# What you have to do
Which of the lines in the data mention the string "subtitle"? List them all.

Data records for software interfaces
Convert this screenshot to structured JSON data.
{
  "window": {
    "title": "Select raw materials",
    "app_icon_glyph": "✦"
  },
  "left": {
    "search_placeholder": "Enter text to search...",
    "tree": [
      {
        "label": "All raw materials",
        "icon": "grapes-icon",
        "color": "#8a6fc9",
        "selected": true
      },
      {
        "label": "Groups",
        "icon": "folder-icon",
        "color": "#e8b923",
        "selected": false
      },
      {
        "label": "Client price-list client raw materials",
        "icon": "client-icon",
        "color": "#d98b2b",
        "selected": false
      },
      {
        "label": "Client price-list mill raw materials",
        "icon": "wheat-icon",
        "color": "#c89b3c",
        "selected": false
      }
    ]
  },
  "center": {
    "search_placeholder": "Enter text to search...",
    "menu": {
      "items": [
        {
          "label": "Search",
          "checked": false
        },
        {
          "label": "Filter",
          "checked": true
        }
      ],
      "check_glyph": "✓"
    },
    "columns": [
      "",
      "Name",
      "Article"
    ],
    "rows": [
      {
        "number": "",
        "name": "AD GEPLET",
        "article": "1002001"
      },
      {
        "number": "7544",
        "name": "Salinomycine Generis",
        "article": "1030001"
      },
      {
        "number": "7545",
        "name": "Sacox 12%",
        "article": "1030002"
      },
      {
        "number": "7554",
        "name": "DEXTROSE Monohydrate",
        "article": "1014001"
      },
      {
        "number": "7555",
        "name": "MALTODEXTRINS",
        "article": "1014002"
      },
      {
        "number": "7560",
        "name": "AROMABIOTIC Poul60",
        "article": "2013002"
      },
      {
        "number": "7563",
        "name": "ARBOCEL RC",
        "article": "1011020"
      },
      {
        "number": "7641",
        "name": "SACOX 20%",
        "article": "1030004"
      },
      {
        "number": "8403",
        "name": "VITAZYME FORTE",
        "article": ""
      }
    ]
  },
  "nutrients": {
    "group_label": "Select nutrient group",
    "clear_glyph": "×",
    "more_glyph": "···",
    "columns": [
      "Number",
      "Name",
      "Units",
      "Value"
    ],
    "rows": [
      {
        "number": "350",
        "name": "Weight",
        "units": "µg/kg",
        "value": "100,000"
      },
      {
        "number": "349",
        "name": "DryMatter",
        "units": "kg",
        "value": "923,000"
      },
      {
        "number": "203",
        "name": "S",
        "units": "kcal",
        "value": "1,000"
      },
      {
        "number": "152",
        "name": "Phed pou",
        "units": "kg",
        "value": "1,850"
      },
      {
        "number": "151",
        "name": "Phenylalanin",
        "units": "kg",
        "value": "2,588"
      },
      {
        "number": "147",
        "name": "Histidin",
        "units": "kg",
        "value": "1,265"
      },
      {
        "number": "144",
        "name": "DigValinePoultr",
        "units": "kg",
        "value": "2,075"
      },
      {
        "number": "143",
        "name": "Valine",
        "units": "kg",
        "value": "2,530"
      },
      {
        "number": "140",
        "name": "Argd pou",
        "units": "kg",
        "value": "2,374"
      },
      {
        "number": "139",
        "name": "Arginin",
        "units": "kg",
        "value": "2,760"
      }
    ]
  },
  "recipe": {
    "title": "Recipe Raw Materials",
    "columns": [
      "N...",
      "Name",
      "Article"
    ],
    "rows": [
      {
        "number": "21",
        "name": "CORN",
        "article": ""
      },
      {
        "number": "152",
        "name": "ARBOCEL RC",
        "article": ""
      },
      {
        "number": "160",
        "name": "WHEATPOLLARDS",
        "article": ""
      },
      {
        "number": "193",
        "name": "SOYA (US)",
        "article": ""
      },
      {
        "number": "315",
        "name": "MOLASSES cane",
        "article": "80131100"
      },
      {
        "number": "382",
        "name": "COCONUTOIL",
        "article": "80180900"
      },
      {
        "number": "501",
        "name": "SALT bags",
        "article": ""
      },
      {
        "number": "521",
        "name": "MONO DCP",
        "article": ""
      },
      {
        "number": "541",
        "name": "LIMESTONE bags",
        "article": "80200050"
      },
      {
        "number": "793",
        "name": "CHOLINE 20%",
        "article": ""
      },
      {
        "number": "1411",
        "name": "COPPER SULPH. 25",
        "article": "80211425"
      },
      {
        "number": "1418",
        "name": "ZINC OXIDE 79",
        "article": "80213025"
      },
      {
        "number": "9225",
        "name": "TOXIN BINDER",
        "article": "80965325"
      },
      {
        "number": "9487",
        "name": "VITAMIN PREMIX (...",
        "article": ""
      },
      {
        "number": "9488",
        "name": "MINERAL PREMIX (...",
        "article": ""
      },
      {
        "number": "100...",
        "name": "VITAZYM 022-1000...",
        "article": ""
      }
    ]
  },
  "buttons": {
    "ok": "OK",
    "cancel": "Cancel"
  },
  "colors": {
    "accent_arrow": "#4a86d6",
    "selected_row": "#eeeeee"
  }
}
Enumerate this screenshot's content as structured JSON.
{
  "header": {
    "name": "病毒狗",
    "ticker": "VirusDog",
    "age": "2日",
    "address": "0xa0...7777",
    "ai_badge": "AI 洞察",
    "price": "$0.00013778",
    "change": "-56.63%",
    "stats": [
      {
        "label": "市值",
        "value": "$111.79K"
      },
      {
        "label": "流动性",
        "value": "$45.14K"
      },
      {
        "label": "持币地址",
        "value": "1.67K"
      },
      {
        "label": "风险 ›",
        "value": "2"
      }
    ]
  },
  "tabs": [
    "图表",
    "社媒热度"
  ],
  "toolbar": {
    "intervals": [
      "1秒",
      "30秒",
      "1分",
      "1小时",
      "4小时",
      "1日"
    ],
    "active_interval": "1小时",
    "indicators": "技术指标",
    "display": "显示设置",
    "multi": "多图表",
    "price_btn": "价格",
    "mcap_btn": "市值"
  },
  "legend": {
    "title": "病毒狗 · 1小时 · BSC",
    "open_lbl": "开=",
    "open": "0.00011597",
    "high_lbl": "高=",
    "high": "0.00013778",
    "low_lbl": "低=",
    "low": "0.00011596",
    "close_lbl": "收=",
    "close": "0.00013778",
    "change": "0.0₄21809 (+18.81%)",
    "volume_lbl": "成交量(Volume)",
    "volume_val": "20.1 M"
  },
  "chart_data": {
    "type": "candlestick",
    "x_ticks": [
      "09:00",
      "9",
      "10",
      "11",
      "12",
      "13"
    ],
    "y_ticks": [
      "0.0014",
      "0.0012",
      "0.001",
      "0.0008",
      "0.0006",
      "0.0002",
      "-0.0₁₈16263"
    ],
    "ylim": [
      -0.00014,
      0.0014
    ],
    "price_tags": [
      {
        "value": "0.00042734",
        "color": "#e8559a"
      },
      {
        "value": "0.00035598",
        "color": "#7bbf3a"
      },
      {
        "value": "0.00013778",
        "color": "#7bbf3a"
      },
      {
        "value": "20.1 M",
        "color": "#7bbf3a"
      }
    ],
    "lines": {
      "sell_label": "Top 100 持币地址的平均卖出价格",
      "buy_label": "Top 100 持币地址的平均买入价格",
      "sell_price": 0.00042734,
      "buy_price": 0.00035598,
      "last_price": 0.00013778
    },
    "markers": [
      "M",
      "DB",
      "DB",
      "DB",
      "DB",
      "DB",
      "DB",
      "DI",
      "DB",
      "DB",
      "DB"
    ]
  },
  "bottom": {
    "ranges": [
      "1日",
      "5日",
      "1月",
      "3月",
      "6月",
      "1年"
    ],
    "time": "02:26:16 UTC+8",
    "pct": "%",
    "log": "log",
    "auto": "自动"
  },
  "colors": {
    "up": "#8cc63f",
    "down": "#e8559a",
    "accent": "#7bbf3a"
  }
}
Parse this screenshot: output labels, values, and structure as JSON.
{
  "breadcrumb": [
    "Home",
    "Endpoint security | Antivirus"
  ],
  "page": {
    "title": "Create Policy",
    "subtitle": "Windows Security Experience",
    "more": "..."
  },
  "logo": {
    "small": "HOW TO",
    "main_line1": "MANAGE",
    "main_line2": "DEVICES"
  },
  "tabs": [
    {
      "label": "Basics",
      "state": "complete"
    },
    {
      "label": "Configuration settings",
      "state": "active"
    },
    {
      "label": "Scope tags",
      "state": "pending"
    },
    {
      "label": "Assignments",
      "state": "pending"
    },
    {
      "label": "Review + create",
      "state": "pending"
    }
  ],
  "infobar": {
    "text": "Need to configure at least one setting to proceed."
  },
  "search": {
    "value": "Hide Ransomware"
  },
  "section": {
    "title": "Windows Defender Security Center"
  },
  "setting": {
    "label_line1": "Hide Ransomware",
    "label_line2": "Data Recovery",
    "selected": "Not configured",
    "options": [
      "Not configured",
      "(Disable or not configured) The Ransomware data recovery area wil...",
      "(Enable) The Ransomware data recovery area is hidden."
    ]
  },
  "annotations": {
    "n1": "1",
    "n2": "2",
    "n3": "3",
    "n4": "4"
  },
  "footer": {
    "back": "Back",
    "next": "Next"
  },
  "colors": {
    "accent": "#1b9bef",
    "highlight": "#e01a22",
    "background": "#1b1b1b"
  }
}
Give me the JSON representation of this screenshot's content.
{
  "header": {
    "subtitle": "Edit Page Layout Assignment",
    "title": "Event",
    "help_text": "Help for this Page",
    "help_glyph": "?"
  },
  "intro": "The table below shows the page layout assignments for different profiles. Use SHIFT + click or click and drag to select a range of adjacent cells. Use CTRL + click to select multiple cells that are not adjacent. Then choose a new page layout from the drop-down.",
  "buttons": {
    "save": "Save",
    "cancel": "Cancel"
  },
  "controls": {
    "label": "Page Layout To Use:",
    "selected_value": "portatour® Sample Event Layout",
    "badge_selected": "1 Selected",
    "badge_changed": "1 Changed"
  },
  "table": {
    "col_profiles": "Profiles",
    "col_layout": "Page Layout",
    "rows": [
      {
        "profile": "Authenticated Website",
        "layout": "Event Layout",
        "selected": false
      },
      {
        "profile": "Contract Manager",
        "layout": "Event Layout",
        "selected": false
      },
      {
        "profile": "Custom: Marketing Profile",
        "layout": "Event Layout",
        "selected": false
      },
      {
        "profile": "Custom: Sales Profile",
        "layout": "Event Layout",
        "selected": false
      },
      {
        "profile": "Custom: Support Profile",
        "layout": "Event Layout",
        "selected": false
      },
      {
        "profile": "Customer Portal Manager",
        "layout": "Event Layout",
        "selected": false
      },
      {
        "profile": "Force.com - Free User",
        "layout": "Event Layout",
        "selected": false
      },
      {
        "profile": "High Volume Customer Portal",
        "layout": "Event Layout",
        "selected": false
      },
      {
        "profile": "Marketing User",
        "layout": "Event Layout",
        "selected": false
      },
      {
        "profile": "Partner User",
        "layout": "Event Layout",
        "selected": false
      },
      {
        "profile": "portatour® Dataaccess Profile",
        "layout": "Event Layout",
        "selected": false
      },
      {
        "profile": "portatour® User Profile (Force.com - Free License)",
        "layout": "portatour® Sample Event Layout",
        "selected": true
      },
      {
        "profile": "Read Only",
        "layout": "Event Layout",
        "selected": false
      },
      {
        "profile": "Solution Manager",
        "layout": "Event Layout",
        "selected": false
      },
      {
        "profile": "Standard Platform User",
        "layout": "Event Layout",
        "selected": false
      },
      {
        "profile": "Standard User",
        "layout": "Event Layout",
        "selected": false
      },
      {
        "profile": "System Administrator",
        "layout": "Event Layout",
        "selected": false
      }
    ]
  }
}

# Answer to the exercise
    "subtitle": "Windows Security Experience",
    "subtitle": "Edit Page Layout Assignment",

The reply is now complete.